# Data for this task
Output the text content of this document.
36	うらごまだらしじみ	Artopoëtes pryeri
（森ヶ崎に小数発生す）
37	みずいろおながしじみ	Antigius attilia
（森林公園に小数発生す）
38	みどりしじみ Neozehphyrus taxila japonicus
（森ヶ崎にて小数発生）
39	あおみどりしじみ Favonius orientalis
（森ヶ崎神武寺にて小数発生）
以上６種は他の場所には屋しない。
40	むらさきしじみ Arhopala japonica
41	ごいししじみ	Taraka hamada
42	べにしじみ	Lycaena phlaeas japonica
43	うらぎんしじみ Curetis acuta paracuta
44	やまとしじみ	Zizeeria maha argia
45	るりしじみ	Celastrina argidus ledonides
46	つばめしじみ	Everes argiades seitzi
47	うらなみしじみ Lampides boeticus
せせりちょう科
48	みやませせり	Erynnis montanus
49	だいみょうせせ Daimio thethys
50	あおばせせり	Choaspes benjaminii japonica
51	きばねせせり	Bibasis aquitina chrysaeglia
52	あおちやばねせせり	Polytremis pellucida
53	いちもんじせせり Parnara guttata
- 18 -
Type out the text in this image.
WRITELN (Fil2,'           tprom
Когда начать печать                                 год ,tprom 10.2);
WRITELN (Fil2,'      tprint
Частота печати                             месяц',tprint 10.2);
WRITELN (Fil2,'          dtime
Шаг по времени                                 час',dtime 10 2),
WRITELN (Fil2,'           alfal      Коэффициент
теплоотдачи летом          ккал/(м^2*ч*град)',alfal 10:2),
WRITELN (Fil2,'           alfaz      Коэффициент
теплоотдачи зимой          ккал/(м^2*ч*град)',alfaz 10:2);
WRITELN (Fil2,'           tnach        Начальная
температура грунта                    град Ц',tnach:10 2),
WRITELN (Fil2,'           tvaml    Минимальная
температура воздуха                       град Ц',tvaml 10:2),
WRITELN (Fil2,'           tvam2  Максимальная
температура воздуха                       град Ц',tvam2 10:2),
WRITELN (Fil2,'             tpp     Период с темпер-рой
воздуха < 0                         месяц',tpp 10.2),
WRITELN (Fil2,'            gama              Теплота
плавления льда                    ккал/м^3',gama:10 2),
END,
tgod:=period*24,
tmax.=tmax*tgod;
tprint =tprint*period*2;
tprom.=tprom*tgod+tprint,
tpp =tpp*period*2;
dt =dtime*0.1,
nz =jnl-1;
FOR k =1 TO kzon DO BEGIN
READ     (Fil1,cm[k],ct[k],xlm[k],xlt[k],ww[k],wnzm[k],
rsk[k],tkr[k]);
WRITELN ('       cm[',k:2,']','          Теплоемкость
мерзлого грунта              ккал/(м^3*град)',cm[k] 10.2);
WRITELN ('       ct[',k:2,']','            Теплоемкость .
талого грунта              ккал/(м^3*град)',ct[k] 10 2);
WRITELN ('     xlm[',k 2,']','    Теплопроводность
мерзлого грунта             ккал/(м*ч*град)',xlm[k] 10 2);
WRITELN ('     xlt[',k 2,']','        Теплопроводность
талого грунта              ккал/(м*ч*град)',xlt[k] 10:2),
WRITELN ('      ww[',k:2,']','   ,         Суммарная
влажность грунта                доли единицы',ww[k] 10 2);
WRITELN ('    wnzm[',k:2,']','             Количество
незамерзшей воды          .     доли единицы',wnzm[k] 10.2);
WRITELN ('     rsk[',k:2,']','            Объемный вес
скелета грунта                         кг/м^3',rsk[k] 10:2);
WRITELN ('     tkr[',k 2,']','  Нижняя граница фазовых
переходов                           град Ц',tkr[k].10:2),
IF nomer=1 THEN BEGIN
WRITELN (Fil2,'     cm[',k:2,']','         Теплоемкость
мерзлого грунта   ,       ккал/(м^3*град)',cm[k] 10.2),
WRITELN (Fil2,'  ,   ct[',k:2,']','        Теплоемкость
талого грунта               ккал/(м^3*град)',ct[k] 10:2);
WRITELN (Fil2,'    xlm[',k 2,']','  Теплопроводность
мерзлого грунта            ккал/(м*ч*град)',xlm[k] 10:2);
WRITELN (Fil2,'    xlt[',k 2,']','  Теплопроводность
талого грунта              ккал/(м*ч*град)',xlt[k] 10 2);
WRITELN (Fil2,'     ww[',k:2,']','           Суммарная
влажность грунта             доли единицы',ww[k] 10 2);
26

# Written request
Give an exact copy of all the data shown above.

# Task output
Output the text content of this document.
36	うらごまだらしじみ	Artopoëtes pryeri
（森ヶ崎に小数発生す）
37	みずいろおながしじみ	Antigius attilia
（森林公園に小数発生す）
38	みどりしじみ Neozehphyrus taxila japonicus
（森ヶ崎にて小数発生）
39	あおみどりしじみ Favonius orientalis
（森ヶ崎神武寺にて小数発生）
以上６種は他の場所には屋しない。
40	むらさきしじみ Arhopala japonica
41	ごいししじみ	Taraka hamada
42	べにしじみ	Lycaena phlaeas japonica
43	うらぎんしじみ Curetis acuta paracuta
44	やまとしじみ	Zizeeria maha argia
45	るりしじみ	Celastrina argidus ledonides
46	つばめしじみ	Everes argiades seitzi
47	うらなみしじみ Lampides boeticus
せせりちょう科
48	みやませせり	Erynnis montanus
49	だいみょうせせ Daimio thethys
50	あおばせせり	Choaspes benjaminii japonica
51	きばねせせり	Bibasis aquitina chrysaeglia
52	あおちやばねせせり	Polytremis pellucida
53	いちもんじせせり Parnara guttata
- 18 -
Type out the text in this image.
WRITELN (Fil2,'           tprom
Когда начать печать                                 год ,tprom 10.2);
WRITELN (Fil2,'      tprint
Частота печати                             месяц',tprint 10.2);
WRITELN (Fil2,'          dtime
Шаг по времени                                 час',dtime 10 2),
WRITELN (Fil2,'           alfal      Коэффициент
теплоотдачи летом          ккал/(м^2*ч*град)',alfal 10:2),
WRITELN (Fil2,'           alfaz      Коэффициент
теплоотдачи зимой          ккал/(м^2*ч*град)',alfaz 10:2);
WRITELN (Fil2,'           tnach        Начальная
температура грунта                    град Ц',tnach:10 2),
WRITELN (Fil2,'           tvaml    Минимальная
температура воздуха                       град Ц',tvaml 10:2),
WRITELN (Fil2,'           tvam2  Максимальная
температура воздуха                       град Ц',tvam2 10:2),
WRITELN (Fil2,'             tpp     Период с темпер-рой
воздуха < 0                         месяц',tpp 10.2),
WRITELN (Fil2,'            gama              Теплота
плавления льда                    ккал/м^3',gama:10 2),
END,
tgod:=period*24,
tmax.=tmax*tgod;
tprint =tprint*period*2;
tprom.=tprom*tgod+tprint,
tpp =tpp*period*2;
dt =dtime*0.1,
nz =jnl-1;
FOR k =1 TO kzon DO BEGIN
READ     (Fil1,cm[k],ct[k],xlm[k],xlt[k],ww[k],wnzm[k],
rsk[k],tkr[k]);
WRITELN ('       cm[',k:2,']','          Теплоемкость
мерзлого грунта              ккал/(м^3*град)',cm[k] 10.2);
WRITELN ('       ct[',k:2,']','            Теплоемкость .
талого грунта              ккал/(м^3*град)',ct[k] 10 2);
WRITELN ('     xlm[',k 2,']','    Теплопроводность
мерзлого грунта             ккал/(м*ч*град)',xlm[k] 10 2);
WRITELN ('     xlt[',k 2,']','        Теплопроводность
талого грунта              ккал/(м*ч*град)',xlt[k] 10:2),
WRITELN ('      ww[',k:2,']','   ,         Суммарная
влажность грунта                доли единицы',ww[k] 10 2);
WRITELN ('    wnzm[',k:2,']','             Количество
незамерзшей воды          .     доли единицы',wnzm[k] 10.2);
WRITELN ('     rsk[',k:2,']','            Объемный вес
скелета грунта                         кг/м^3',rsk[k] 10:2);
WRITELN ('     tkr[',k 2,']','  Нижняя граница фазовых
переходов                           град Ц',tkr[k].10:2),
IF nomer=1 THEN BEGIN
WRITELN (Fil2,'     cm[',k:2,']','         Теплоемкость
мерзлого грунта   ,       ккал/(м^3*град)',cm[k] 10.2),
WRITELN (Fil2,'  ,   ct[',k:2,']','        Теплоемкость
талого грунта               ккал/(м^3*град)',ct[k] 10:2);
WRITELN (Fil2,'    xlm[',k 2,']','  Теплопроводность
мерзлого грунта            ккал/(м*ч*град)',xlm[k] 10:2);
WRITELN (Fil2,'    xlt[',k 2,']','  Теплопроводность
талого грунта              ккал/(м*ч*град)',xlt[k] 10 2);
WRITELN (Fil2,'     ww[',k:2,']','           Суммарная
влажность грунта             доли единицы',ww[k] 10 2);
26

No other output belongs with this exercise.